# [SUPPLIED PASSAGE]
- Organisers: NCAA
- Edition: 30th
- Date: November 25, 1968
- Host city: Bronx, New York City, NY Manhattan College
- Venue: Van Cortlandt Park
- Distances: 6 miles (9.7 km)
- Participation: 217 athletes

= 1968 NCAA University Division cross country championships =

1968 cross-country running meet of the NCAA (University Division)

The 1968 NCAA University Division Cross Country Championships were the 30th annual cross country meet to determine the team and individual national champions of men's collegiate cross country running in the United States. Held on November 25, 1968, the meet was hosted by Manhattan College at Van Cortlandt Park in the Bronx, New York City, New York. The distance for this race was 6 miles (9.7 kilometers).

All NCAA University Division members were eligible to qualify for the meet. In total, 24 teams and 217 individual runners contested this championship.

The team national championship was again retained by the Villanova Wildcats, their third title. The individual championship was won by Michael Ryan, from Air Force, with a time of 29:16.8.

# [INFORMATION PROVIDED]
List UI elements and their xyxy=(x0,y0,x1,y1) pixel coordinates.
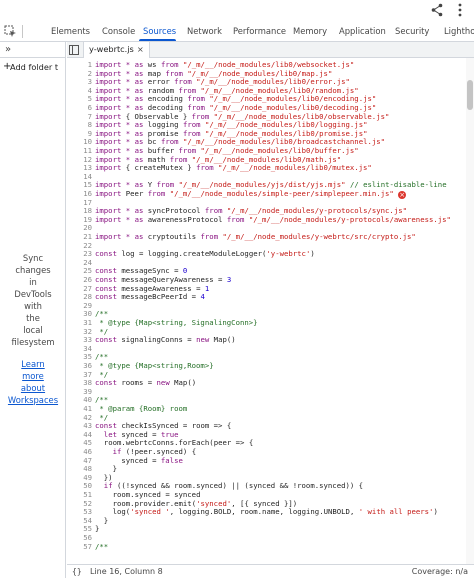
editor-tab-strip: y-webrtc.js × xyxy=(67,42,474,58)
learn-more-link-line[interactable]: Workspaces xyxy=(0,394,66,406)
workspace-message: Sync changes in DevTools with the local … xyxy=(0,252,66,348)
file-tab-label: y-webrtc.js xyxy=(89,44,134,54)
workspace-message-line: DevTools xyxy=(14,289,52,299)
learn-more-link-line[interactable]: more xyxy=(0,370,66,382)
code-line[interactable]: import * as awarenessProtocol from "/_m/… xyxy=(95,215,451,225)
code-line[interactable]: import * as cryptoutils from "/_m/__/nod… xyxy=(95,232,416,242)
coverage-status: Coverage: n/a xyxy=(411,567,468,576)
workspace-message-line: in xyxy=(29,277,37,287)
toggle-navigator-icon[interactable] xyxy=(69,45,79,55)
code-area[interactable]: 1 import * as ws from "/_m/__/node_module… xyxy=(67,58,474,564)
tab-security[interactable]: Security xyxy=(395,21,429,41)
learn-more-link-line[interactable]: Learn xyxy=(0,358,66,370)
workspace-message-line: the xyxy=(26,313,40,323)
code-line[interactable]: log('synced ', logging.BOLD, room.name, … xyxy=(95,507,438,517)
tab-console[interactable]: Console xyxy=(102,21,135,41)
cursor-position: Line 16, Column 8 xyxy=(90,567,163,576)
code-line[interactable]: /** xyxy=(95,542,108,552)
editor-scrollbar[interactable] xyxy=(466,58,474,564)
code-line[interactable]: * @type {Map<string, SignalingConn>} xyxy=(95,318,257,328)
code-line[interactable]: import Peer from "/_m/__/node_modules/si… xyxy=(95,189,407,199)
workspace-message-line: with xyxy=(24,301,42,311)
close-tab-icon[interactable]: × xyxy=(137,44,144,54)
tab-elements[interactable]: Elements xyxy=(51,21,90,41)
code-line[interactable]: const messageBcPeerId = 4 xyxy=(95,292,205,302)
more-options-icon[interactable] xyxy=(455,2,465,18)
tab-lighthouse[interactable]: Lighthouse xyxy=(444,21,474,41)
workspace-message-line: Sync xyxy=(22,253,44,263)
code-line[interactable]: const signalingConns = new Map() xyxy=(95,335,236,345)
file-tab-y-webrtc[interactable]: y-webrtc.js × xyxy=(83,42,150,58)
code-line[interactable]: const rooms = new Map() xyxy=(95,378,196,388)
add-folder-button[interactable]: + Add folder t xyxy=(0,58,66,76)
editor-status-bar: {} Line 16, Column 8 Coverage: n/a xyxy=(67,564,474,578)
code-line[interactable]: * @type {Map<string,Room>} xyxy=(95,361,213,371)
tab-performance[interactable]: Performance xyxy=(233,21,286,41)
source-editor: y-webrtc.js × 1 import * as ws from "/_m/_… xyxy=(67,42,474,578)
error-icon[interactable]: × xyxy=(398,191,407,199)
line-number[interactable]: 57 xyxy=(67,542,92,552)
code-line[interactable]: import { createMutex } from "/_m/__/node… xyxy=(95,163,372,173)
tab-application[interactable]: Application xyxy=(339,21,386,41)
sources-sidebar: » + Add folder t Sync changes in DevTool… xyxy=(0,42,66,578)
tab-network[interactable]: Network xyxy=(187,21,222,41)
window-top-bar xyxy=(0,0,474,21)
tab-separator xyxy=(22,25,23,38)
scrollbar-thumb[interactable] xyxy=(467,80,473,110)
inspect-element-icon[interactable] xyxy=(4,25,17,38)
tab-memory[interactable]: Memory xyxy=(293,21,327,41)
share-icon[interactable] xyxy=(431,3,443,17)
learn-more-link[interactable]: Learn more about Workspaces xyxy=(0,358,66,406)
workspace-message-line: filesystem xyxy=(11,337,55,347)
more-tabs-icon[interactable]: » xyxy=(5,43,11,56)
code-line[interactable]: * @param {Room} room xyxy=(95,404,187,414)
code-line[interactable]: const log = logging.createModuleLogger('… xyxy=(95,249,315,259)
pretty-print-button[interactable]: {} xyxy=(72,565,82,578)
workspace-message-line: local xyxy=(23,325,43,335)
code-line[interactable]: } xyxy=(95,525,99,534)
devtools-panel-tabs: Elements Console Sources Network Perform… xyxy=(0,21,474,42)
add-folder-label: Add folder t xyxy=(10,62,59,72)
workspace-message-line: changes xyxy=(15,265,51,275)
sidebar-header: » xyxy=(0,42,66,58)
learn-more-link-line[interactable]: about xyxy=(0,382,66,394)
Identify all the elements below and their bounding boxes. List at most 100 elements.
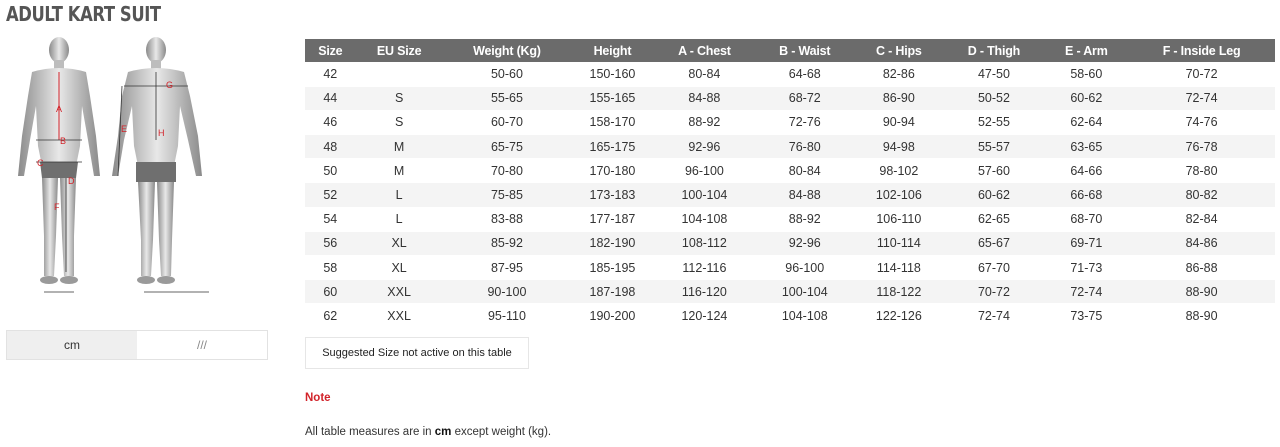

# [PROMPT]
From the text on the 1968 NCAA cross country championships, copy the stretch from "1968 cross-country running" through "time of 29:16.8." word for word.

# [FINAL RESULT]
1968 cross-country running meet of the NCAA (University Division)

The 1968 NCAA University Division Cross Country Championships were the 30th annual cross country meet to determine the team and individual national champions of men's collegiate cross country running in the United States. Held on November 25, 1968, the meet was hosted by Manhattan College at Van Cortlandt Park in the Bronx, New York City, New York. The distance for this race was 6 miles (9.7 kilometers).

All NCAA University Division members were eligible to qualify for the meet. In total, 24 teams and 217 individual runners contested this championship.

The team national championship was again retained by the Villanova Wildcats, their third title. The individual championship was won by Michael Ryan, from Air Force, with a time of 29:16.8.